• _EXERCISE INSTRUCTIONS_
How many lines in these records hold the string "data"? Reply with the number alone.

## Start INFORMATION SHOWN

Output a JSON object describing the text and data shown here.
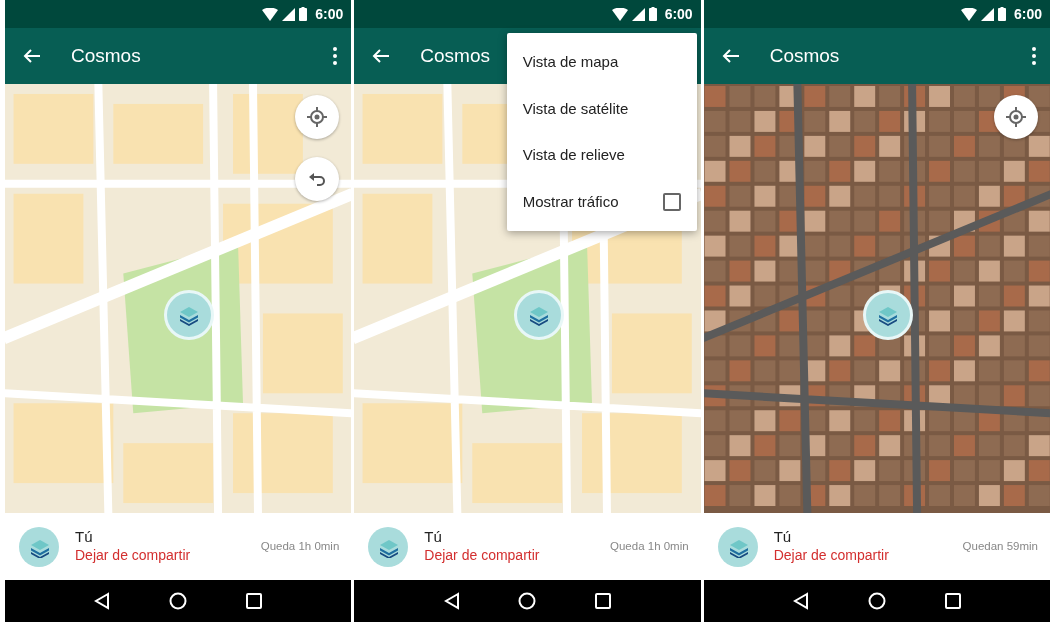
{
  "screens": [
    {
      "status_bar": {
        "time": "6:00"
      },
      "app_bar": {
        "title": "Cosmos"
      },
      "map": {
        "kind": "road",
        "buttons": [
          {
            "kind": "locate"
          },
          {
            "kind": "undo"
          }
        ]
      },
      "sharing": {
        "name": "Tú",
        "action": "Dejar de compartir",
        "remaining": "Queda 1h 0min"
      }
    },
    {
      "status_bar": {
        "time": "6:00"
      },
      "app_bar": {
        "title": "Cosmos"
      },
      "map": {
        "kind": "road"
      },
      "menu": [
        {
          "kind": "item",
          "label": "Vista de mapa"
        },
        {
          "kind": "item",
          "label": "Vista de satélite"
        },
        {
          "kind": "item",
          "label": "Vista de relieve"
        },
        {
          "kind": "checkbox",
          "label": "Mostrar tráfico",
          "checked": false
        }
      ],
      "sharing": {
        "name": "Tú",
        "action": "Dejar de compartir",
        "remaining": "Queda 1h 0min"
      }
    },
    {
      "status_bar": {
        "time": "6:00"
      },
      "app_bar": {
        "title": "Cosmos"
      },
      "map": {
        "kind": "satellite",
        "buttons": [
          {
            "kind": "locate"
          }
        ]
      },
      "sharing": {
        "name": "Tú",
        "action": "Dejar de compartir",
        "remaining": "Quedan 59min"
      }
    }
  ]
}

## End INFORMATION SHOWN
## Start INFORMATION SHOWN

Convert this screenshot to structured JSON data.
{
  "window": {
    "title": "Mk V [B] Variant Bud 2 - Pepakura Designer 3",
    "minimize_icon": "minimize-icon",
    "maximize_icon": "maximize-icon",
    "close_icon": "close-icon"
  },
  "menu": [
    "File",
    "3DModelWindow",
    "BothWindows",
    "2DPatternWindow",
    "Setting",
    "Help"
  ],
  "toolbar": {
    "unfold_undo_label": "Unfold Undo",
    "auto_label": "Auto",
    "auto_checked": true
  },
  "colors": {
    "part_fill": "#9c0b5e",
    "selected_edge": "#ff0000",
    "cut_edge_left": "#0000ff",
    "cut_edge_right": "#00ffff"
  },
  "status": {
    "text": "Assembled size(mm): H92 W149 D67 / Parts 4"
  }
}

## End INFORMATION SHOWN

• _RESPONSE TO THE EXERCISE_
2